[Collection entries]

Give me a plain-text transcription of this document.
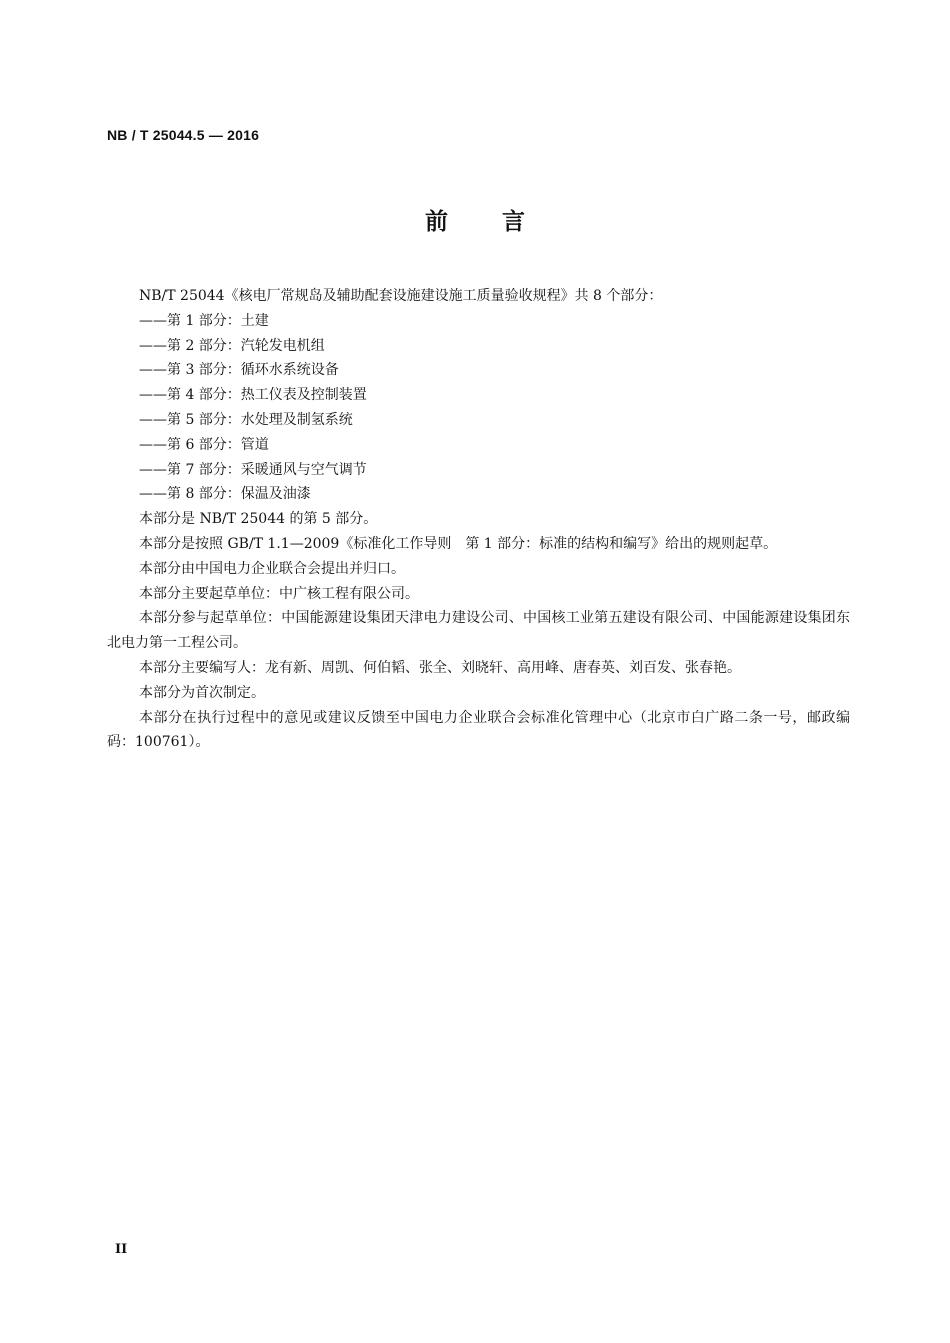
NB / T 25044.5 — 2016
前 言
NB/T 25044《核电厂常规岛及辅助配套设施建设施工质量验收规程》共 8 个部分：
——第 1 部分：土建
——第 2 部分：汽轮发电机组
——第 3 部分：循环水系统设备
——第 4 部分：热工仪表及控制装置
——第 5 部分：水处理及制氢系统
——第 6 部分：管道
——第 7 部分：采暖通风与空气调节
——第 8 部分：保温及油漆
本部分是 NB/T 25044 的第 5 部分。
本部分是按照 GB/T 1.1—2009《标准化工作导则　第 1 部分：标准的结构和编写》给出的规则起草。
本部分由中国电力企业联合会提出并归口。
本部分主要起草单位：中广核工程有限公司。
本部分参与起草单位：中国能源建设集团天津电力建设公司、中国核工业第五建设有限公司、中国能源建设集团东北电力第一工程公司。
本部分主要编写人：龙有新、周凯、何伯韬、张全、刘晓轩、高用峰、唐春英、刘百发、张春艳。
本部分为首次制定。
本部分在执行过程中的意见或建议反馈至中国电力企业联合会标准化管理中心（北京市白广路二条一号，邮政编码：100761）。
II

Short exercise: Would you return the data exactly as written, without the pictures?

Result:
Give me a plain-text transcription of this document.
NB / T 25044.5 — 2016
前 言
NB/T 25044《核电厂常规岛及辅助配套设施建设施工质量验收规程》共 8 个部分：
——第 1 部分：土建
——第 2 部分：汽轮发电机组
——第 3 部分：循环水系统设备
——第 4 部分：热工仪表及控制装置
——第 5 部分：水处理及制氢系统
——第 6 部分：管道
——第 7 部分：采暖通风与空气调节
——第 8 部分：保温及油漆
本部分是 NB/T 25044 的第 5 部分。
本部分是按照 GB/T 1.1—2009《标准化工作导则　第 1 部分：标准的结构和编写》给出的规则起草。
本部分由中国电力企业联合会提出并归口。
本部分主要起草单位：中广核工程有限公司。
本部分参与起草单位：中国能源建设集团天津电力建设公司、中国核工业第五建设有限公司、中国能源建设集团东北电力第一工程公司。
本部分主要编写人：龙有新、周凯、何伯韬、张全、刘晓轩、高用峰、唐春英、刘百发、张春艳。
本部分为首次制定。
本部分在执行过程中的意见或建议反馈至中国电力企业联合会标准化管理中心（北京市白广路二条一号，邮政编码：100761）。
II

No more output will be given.